_Input material_
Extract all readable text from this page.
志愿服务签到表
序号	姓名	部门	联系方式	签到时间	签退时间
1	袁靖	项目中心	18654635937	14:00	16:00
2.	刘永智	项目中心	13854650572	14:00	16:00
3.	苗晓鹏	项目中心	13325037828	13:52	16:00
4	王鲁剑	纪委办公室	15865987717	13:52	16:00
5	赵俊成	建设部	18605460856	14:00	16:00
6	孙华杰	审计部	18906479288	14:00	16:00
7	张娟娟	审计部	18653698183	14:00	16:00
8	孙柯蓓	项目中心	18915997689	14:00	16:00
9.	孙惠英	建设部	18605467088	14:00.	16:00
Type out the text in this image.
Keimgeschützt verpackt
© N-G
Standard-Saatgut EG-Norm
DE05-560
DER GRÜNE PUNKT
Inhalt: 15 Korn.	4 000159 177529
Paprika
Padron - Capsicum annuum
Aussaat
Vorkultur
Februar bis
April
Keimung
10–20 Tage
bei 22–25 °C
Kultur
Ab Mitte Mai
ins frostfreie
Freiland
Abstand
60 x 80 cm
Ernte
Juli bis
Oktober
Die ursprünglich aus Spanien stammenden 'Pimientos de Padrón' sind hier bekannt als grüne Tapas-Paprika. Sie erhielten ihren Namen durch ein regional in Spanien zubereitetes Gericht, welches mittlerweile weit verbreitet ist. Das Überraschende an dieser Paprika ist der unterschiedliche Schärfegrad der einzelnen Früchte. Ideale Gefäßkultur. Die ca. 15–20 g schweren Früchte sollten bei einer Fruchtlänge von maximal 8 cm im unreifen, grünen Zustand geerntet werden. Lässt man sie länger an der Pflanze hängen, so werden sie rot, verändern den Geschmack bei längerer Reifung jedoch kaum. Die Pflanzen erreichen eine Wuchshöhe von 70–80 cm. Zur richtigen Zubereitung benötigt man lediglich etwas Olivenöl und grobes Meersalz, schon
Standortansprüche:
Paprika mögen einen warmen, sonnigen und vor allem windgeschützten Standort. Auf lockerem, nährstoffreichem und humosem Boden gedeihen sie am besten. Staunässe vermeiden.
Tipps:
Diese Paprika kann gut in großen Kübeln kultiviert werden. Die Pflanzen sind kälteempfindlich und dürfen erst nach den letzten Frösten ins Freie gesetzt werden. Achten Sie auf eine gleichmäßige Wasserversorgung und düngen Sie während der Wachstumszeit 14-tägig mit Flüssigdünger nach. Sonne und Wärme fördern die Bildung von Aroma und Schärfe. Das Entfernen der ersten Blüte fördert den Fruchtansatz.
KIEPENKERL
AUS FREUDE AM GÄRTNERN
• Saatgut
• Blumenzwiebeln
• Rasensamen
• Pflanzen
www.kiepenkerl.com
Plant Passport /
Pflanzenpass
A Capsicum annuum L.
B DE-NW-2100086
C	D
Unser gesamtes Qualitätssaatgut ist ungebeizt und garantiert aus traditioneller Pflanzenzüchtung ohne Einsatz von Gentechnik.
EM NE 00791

_Brief_
Copy all of the data exactly.

_Worked solution_
Extract all readable text from this page.
志愿服务签到表
序号	姓名	部门	联系方式	签到时间	签退时间
1	袁靖	项目中心	18654635937	14:00	16:00
2.	刘永智	项目中心	13854650572	14:00	16:00
3.	苗晓鹏	项目中心	13325037828	13:52	16:00
4	王鲁剑	纪委办公室	15865987717	13:52	16:00
5	赵俊成	建设部	18605460856	14:00	16:00
6	孙华杰	审计部	18906479288	14:00	16:00
7	张娟娟	审计部	18653698183	14:00	16:00
8	孙柯蓓	项目中心	18915997689	14:00	16:00
9.	孙惠英	建设部	18605467088	14:00.	16:00
Type out the text in this image.
Keimgeschützt verpackt
© N-G
Standard-Saatgut EG-Norm
DE05-560
DER GRÜNE PUNKT
Inhalt: 15 Korn.	4 000159 177529
Paprika
Padron - Capsicum annuum
Aussaat
Vorkultur
Februar bis
April
Keimung
10–20 Tage
bei 22–25 °C
Kultur
Ab Mitte Mai
ins frostfreie
Freiland
Abstand
60 x 80 cm
Ernte
Juli bis
Oktober
Die ursprünglich aus Spanien stammenden 'Pimientos de Padrón' sind hier bekannt als grüne Tapas-Paprika. Sie erhielten ihren Namen durch ein regional in Spanien zubereitetes Gericht, welches mittlerweile weit verbreitet ist. Das Überraschende an dieser Paprika ist der unterschiedliche Schärfegrad der einzelnen Früchte. Ideale Gefäßkultur. Die ca. 15–20 g schweren Früchte sollten bei einer Fruchtlänge von maximal 8 cm im unreifen, grünen Zustand geerntet werden. Lässt man sie länger an der Pflanze hängen, so werden sie rot, verändern den Geschmack bei längerer Reifung jedoch kaum. Die Pflanzen erreichen eine Wuchshöhe von 70–80 cm. Zur richtigen Zubereitung benötigt man lediglich etwas Olivenöl und grobes Meersalz, schon
Standortansprüche:
Paprika mögen einen warmen, sonnigen und vor allem windgeschützten Standort. Auf lockerem, nährstoffreichem und humosem Boden gedeihen sie am besten. Staunässe vermeiden.
Tipps:
Diese Paprika kann gut in großen Kübeln kultiviert werden. Die Pflanzen sind kälteempfindlich und dürfen erst nach den letzten Frösten ins Freie gesetzt werden. Achten Sie auf eine gleichmäßige Wasserversorgung und düngen Sie während der Wachstumszeit 14-tägig mit Flüssigdünger nach. Sonne und Wärme fördern die Bildung von Aroma und Schärfe. Das Entfernen der ersten Blüte fördert den Fruchtansatz.
KIEPENKERL
AUS FREUDE AM GÄRTNERN
• Saatgut
• Blumenzwiebeln
• Rasensamen
• Pflanzen
www.kiepenkerl.com
Plant Passport /
Pflanzenpass
A Capsicum annuum L.
B DE-NW-2100086
C	D
Unser gesamtes Qualitätssaatgut ist ungebeizt und garantiert aus traditioneller Pflanzenzüchtung ohne Einsatz von Gentechnik.
EM NE 00791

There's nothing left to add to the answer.